What is expected -
Collect all lines below with the string "name".

----- Provided records

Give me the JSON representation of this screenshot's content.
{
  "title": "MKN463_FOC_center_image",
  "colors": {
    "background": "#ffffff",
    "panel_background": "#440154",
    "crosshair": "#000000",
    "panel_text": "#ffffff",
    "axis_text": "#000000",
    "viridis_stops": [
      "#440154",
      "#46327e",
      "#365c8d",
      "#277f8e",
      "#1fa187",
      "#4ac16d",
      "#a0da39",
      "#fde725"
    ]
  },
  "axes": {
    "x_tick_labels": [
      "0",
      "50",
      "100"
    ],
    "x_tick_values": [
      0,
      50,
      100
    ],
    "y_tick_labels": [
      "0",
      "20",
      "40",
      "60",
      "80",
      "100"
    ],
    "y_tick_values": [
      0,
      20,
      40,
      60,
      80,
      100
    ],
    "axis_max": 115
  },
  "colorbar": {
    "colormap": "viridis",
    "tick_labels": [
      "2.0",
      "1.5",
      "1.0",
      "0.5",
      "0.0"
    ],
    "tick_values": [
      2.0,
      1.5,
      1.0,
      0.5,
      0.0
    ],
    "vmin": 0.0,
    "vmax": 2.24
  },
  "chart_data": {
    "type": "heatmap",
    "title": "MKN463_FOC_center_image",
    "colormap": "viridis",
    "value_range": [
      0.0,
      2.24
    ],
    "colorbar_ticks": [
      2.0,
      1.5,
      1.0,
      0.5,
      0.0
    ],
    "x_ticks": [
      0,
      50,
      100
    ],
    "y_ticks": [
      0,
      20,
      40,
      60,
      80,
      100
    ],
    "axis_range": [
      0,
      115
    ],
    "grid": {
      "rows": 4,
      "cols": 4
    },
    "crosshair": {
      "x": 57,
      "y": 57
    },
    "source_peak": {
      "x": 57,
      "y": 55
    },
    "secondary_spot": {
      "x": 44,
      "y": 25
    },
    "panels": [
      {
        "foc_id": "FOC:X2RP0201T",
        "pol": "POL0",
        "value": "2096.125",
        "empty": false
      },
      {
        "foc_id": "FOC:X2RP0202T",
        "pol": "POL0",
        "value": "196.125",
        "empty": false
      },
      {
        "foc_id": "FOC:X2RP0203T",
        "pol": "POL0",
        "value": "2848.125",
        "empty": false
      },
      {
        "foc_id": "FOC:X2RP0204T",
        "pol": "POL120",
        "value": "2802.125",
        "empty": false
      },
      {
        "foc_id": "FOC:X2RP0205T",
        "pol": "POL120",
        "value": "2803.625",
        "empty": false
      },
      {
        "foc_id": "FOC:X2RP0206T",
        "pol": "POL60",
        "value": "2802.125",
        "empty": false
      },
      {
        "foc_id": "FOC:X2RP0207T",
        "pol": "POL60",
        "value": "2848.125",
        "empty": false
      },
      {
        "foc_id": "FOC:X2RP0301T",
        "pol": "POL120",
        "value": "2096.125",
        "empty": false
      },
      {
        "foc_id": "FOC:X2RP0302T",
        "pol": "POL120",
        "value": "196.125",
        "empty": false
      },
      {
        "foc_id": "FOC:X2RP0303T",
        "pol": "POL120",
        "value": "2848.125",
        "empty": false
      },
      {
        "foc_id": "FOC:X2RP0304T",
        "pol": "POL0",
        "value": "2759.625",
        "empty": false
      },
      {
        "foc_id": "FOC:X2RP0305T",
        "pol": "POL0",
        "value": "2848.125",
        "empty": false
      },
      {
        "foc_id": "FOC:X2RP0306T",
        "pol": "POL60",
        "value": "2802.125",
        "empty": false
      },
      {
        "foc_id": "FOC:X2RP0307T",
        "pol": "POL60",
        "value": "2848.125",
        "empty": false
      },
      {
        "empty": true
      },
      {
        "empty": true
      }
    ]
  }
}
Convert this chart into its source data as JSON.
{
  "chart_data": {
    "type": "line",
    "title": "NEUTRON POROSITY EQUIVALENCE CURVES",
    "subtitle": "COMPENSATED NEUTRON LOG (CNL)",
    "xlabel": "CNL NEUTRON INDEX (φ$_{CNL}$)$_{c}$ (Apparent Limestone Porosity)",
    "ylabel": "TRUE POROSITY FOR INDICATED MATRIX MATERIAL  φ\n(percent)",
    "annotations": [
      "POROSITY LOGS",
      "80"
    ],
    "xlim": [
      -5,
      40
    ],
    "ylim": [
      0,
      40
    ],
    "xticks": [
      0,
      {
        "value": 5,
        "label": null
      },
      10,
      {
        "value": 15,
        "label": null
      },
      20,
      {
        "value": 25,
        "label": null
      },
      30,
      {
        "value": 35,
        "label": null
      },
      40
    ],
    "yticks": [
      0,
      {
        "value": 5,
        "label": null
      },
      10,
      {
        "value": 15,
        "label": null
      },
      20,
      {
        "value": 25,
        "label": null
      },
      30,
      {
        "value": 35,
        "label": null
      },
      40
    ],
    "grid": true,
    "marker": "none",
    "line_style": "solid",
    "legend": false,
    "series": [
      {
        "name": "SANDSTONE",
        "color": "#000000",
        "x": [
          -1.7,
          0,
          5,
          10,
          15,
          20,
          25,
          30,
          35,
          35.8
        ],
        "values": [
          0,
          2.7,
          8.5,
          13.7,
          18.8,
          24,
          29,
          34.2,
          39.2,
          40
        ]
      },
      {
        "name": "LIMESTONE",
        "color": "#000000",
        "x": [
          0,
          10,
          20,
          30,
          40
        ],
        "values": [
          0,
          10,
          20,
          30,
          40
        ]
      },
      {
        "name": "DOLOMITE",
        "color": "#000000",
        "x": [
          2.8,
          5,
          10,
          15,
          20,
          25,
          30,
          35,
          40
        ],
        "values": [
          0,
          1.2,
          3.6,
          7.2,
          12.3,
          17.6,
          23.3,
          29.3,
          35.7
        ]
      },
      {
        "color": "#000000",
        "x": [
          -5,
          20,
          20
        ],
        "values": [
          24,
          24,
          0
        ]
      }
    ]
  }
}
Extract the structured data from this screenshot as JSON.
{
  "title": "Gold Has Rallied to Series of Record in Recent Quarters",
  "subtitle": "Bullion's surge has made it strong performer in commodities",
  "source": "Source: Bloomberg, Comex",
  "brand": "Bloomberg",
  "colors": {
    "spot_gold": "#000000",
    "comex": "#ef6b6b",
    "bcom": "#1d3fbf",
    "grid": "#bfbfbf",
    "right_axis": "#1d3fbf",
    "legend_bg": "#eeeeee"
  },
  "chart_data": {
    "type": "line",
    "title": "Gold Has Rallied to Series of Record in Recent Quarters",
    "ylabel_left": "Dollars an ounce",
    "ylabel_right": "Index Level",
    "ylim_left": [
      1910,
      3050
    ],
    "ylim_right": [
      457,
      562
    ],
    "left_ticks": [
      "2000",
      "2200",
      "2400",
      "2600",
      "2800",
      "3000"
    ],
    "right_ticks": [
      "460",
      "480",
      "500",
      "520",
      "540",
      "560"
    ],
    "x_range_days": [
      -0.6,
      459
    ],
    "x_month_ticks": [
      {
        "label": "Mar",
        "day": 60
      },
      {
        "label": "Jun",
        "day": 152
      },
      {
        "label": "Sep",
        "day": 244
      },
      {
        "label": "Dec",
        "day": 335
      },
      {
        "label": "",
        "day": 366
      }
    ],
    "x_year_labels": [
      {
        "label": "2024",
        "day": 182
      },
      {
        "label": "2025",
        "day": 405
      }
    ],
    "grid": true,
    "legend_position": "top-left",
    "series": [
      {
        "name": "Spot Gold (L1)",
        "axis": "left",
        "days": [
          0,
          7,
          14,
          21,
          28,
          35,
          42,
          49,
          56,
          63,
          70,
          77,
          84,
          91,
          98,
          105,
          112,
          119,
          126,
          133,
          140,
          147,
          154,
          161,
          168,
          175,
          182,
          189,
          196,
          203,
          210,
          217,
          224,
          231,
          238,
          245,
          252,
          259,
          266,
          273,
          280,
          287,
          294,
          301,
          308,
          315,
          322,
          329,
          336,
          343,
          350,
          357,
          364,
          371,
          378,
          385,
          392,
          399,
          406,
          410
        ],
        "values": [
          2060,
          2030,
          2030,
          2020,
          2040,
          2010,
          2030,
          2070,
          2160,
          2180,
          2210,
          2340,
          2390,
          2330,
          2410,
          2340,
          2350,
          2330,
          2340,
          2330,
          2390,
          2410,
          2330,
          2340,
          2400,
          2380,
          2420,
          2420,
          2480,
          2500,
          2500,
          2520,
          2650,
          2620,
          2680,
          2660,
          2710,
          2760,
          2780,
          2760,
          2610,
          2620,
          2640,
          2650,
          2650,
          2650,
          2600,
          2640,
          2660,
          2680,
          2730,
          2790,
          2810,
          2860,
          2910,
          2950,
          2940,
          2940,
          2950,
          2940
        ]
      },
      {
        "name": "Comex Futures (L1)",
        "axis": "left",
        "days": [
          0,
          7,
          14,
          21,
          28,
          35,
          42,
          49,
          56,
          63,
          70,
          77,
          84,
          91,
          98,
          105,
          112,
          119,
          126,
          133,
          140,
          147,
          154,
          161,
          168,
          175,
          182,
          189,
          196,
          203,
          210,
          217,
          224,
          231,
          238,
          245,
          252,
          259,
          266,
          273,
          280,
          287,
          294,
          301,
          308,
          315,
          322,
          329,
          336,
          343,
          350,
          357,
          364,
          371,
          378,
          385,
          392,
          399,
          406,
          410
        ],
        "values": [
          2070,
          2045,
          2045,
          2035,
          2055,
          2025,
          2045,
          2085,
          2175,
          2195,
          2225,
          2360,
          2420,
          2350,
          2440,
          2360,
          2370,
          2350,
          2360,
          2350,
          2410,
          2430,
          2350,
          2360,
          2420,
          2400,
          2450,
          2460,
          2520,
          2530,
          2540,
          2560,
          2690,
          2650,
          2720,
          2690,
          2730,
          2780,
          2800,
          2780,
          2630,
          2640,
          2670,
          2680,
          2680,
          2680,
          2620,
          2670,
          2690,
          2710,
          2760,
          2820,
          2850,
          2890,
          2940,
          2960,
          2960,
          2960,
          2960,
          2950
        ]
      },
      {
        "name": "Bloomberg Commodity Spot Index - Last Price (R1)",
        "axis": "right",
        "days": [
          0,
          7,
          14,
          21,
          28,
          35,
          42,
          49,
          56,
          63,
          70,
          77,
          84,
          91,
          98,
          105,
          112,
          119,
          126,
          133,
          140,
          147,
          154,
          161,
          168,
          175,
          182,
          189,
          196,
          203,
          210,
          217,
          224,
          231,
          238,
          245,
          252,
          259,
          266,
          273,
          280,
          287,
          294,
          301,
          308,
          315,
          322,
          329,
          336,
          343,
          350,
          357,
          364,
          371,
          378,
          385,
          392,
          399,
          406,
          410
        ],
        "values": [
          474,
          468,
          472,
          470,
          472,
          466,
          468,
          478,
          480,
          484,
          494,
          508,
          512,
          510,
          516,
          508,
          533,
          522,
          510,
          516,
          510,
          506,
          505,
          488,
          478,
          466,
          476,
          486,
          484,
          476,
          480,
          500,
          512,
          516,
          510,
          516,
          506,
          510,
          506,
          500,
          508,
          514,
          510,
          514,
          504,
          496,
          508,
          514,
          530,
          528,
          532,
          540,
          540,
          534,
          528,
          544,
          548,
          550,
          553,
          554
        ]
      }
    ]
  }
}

----------

Reply to the task -
        "name": "SANDSTONE",
        "name": "LIMESTONE",
        "name": "DOLOMITE",
        "name": "Spot Gold (L1)",
        "name": "Comex Futures (L1)",
        "name": "Bloomberg Commodity Spot Index - Last Price (R1)",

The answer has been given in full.